- [Exercise description]:
Go through the lines below and copy each one that holds the string "EGRESADOS".

##### Data for this task #####

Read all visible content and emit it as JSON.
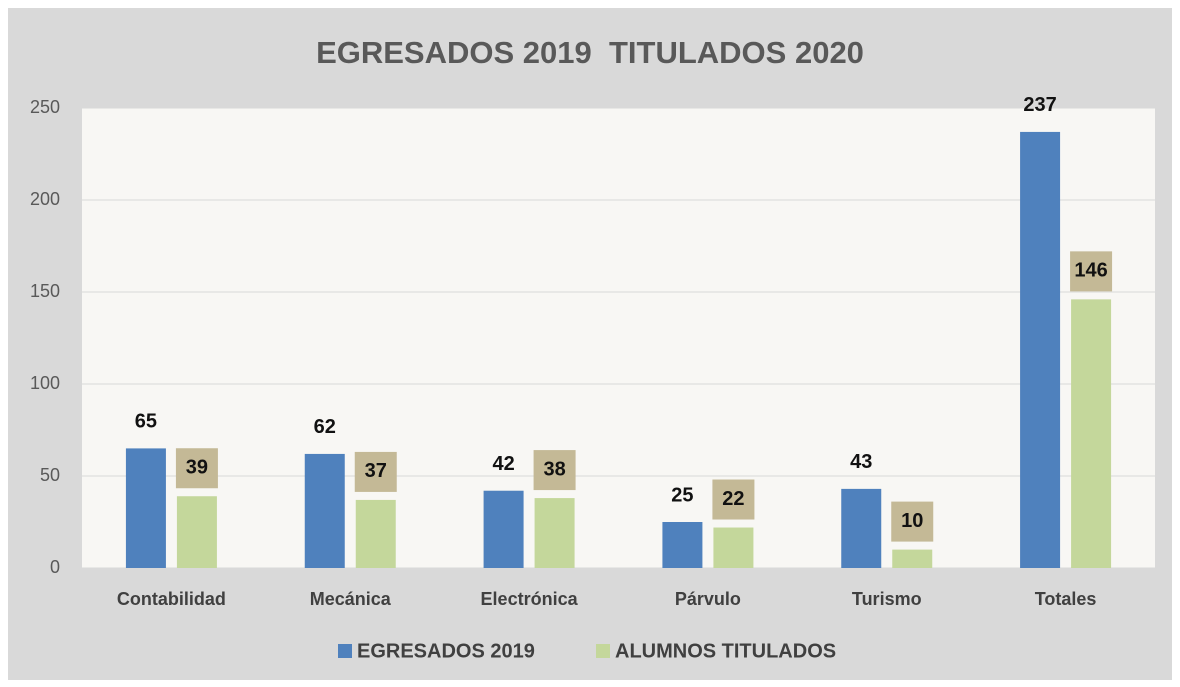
{
  "chart_data": {
    "type": "bar",
    "title": "EGRESADOS 2019  TITULADOS 2020",
    "categories": [
      "Contabilidad",
      "Mecánica",
      "Electrónica",
      "Párvulo",
      "Turismo",
      "Totales"
    ],
    "series": [
      {
        "name": "EGRESADOS 2019",
        "color": "#4f81bd",
        "values": [
          65,
          62,
          42,
          25,
          43,
          237
        ]
      },
      {
        "name": "ALUMNOS TITULADOS",
        "color": "#c4d79b",
        "values": [
          39,
          37,
          38,
          22,
          10,
          146
        ]
      }
    ],
    "ylim": [
      0,
      250
    ],
    "yticks": [
      0,
      50,
      100,
      150,
      200,
      250
    ],
    "grid": true,
    "legend": "bottom"
  }
}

#####

- [Full output]:
    "title": "EGRESADOS 2019  TITULADOS 2020",
        "name": "EGRESADOS 2019",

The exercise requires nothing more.